◆ **Exercise description**: Compile every line that includes the word "text".

◆ **Data records**:
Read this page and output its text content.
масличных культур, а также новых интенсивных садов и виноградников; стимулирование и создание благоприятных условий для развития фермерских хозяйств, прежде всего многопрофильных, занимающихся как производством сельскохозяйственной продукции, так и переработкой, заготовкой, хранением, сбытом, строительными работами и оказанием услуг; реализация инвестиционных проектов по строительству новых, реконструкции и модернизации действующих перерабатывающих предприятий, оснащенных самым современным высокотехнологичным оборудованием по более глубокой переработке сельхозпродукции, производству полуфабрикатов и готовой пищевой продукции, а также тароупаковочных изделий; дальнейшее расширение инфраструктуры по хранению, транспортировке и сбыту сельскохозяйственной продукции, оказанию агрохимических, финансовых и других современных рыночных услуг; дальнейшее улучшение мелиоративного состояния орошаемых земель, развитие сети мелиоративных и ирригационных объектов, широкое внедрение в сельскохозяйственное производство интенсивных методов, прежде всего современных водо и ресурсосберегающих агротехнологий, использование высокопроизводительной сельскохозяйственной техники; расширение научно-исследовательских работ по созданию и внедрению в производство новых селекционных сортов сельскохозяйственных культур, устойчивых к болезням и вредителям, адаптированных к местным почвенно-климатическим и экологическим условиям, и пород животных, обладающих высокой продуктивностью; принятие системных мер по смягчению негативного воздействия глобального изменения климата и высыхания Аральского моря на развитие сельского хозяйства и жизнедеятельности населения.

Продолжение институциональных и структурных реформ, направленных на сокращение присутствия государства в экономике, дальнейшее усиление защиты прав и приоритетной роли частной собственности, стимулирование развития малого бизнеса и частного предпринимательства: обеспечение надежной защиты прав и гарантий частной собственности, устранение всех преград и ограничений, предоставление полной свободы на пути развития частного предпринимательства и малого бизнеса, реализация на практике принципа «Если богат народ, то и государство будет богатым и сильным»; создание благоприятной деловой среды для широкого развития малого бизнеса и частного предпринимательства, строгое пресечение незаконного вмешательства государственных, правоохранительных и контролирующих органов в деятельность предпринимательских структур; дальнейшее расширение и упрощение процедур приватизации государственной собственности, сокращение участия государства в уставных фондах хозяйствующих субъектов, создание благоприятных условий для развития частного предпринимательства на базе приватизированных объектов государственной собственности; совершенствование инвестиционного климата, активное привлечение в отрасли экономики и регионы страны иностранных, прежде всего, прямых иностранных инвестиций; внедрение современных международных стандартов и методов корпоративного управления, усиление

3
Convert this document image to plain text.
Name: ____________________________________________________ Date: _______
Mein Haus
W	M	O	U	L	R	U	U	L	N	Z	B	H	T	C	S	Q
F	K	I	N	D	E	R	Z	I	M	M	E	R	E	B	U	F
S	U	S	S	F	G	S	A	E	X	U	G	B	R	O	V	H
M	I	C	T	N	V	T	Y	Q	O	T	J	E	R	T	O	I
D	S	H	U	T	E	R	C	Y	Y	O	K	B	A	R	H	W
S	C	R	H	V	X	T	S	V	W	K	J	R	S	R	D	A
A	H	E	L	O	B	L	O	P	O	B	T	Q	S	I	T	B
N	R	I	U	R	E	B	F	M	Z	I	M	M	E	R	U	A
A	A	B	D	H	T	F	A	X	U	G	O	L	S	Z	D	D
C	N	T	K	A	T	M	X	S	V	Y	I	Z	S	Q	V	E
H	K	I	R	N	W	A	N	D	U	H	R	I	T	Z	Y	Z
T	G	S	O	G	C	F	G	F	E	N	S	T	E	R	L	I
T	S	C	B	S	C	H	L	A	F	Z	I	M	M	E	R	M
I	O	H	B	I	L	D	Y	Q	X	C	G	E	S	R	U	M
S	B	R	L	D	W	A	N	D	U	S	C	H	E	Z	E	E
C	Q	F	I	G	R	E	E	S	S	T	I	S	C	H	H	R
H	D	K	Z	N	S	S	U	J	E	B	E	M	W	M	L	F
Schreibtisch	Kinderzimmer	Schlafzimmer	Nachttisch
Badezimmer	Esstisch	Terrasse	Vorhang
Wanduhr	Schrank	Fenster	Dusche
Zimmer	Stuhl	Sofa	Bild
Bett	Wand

◆ **Problem solution**:
Read this page and output its text content.
Convert this document image to plain text.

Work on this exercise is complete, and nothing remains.